• _WHAT YOU WILL DO_
Copy nothing but the text: reproduce each line of the listing exactly and leave the pictures out.
DATA FOR PROCESSING start
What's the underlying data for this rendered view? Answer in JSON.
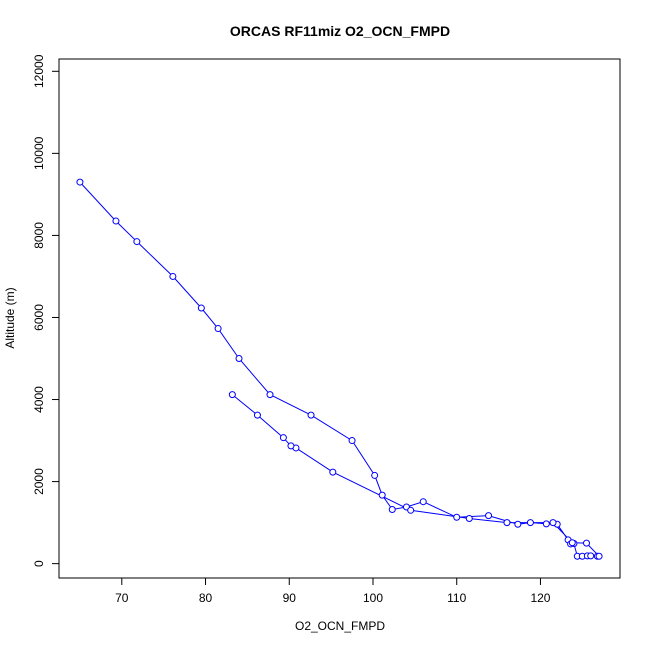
{
  "chart_data": {
    "type": "line",
    "title": "ORCAS RF11miz O2_OCN_FMPD",
    "xlabel": "O2_OCN_FMPD",
    "ylabel": "Altitude (m)",
    "xlim": [
      62.5,
      129.5
    ],
    "ylim": [
      -350,
      12300
    ],
    "xticks": [
      70,
      80,
      90,
      100,
      110,
      120
    ],
    "yticks": [
      0,
      2000,
      4000,
      6000,
      8000,
      10000,
      12000
    ],
    "grid": false,
    "series_color": "#0000ff",
    "marker": "open-circle",
    "series": [
      {
        "x": [
          65.0,
          69.3,
          71.8,
          76.1,
          79.5,
          81.5,
          84.0,
          87.7,
          92.6,
          97.5,
          100.2,
          101.1,
          102.3,
          104.0,
          106.0,
          110.0,
          113.8,
          117.3,
          118.8,
          120.7,
          122.0,
          123.3,
          123.6,
          124.0,
          124.4,
          125.0,
          125.6,
          126.0,
          126.8,
          127.0,
          125.5,
          123.8,
          121.5,
          116.0,
          111.5,
          104.5,
          95.2,
          90.8,
          90.2,
          89.3,
          86.2,
          83.2
        ],
        "y": [
          9300,
          8350,
          7850,
          7000,
          6230,
          5730,
          5000,
          4120,
          3620,
          3000,
          2150,
          1670,
          1320,
          1380,
          1510,
          1130,
          1170,
          960,
          1000,
          970,
          960,
          580,
          480,
          490,
          180,
          180,
          190,
          190,
          180,
          180,
          500,
          510,
          1000,
          1000,
          1100,
          1300,
          2230,
          2820,
          2870,
          3070,
          3620,
          4120
        ]
      }
    ]
  }
}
DATA FOR PROCESSING end
• _PROBLEM SOLUTION_
What's the underlying data for this rendered view? Answer in JSON.
{
  "chart_data": {
    "type": "line",
    "title": "ORCAS RF11miz O2_OCN_FMPD",
    "xlabel": "O2_OCN_FMPD",
    "ylabel": "Altitude (m)",
    "xlim": [
      62.5,
      129.5
    ],
    "ylim": [
      -350,
      12300
    ],
    "xticks": [
      70,
      80,
      90,
      100,
      110,
      120
    ],
    "yticks": [
      0,
      2000,
      4000,
      6000,
      8000,
      10000,
      12000
    ],
    "grid": false,
    "series_color": "#0000ff",
    "marker": "open-circle",
    "series": [
      {
        "x": [
          65.0,
          69.3,
          71.8,
          76.1,
          79.5,
          81.5,
          84.0,
          87.7,
          92.6,
          97.5,
          100.2,
          101.1,
          102.3,
          104.0,
          106.0,
          110.0,
          113.8,
          117.3,
          118.8,
          120.7,
          122.0,
          123.3,
          123.6,
          124.0,
          124.4,
          125.0,
          125.6,
          126.0,
          126.8,
          127.0,
          125.5,
          123.8,
          121.5,
          116.0,
          111.5,
          104.5,
          95.2,
          90.8,
          90.2,
          89.3,
          86.2,
          83.2
        ],
        "y": [
          9300,
          8350,
          7850,
          7000,
          6230,
          5730,
          5000,
          4120,
          3620,
          3000,
          2150,
          1670,
          1320,
          1380,
          1510,
          1130,
          1170,
          960,
          1000,
          970,
          960,
          580,
          480,
          490,
          180,
          180,
          190,
          190,
          180,
          180,
          500,
          510,
          1000,
          1000,
          1100,
          1300,
          2230,
          2820,
          2870,
          3070,
          3620,
          4120
        ]
      }
    ]
  }
}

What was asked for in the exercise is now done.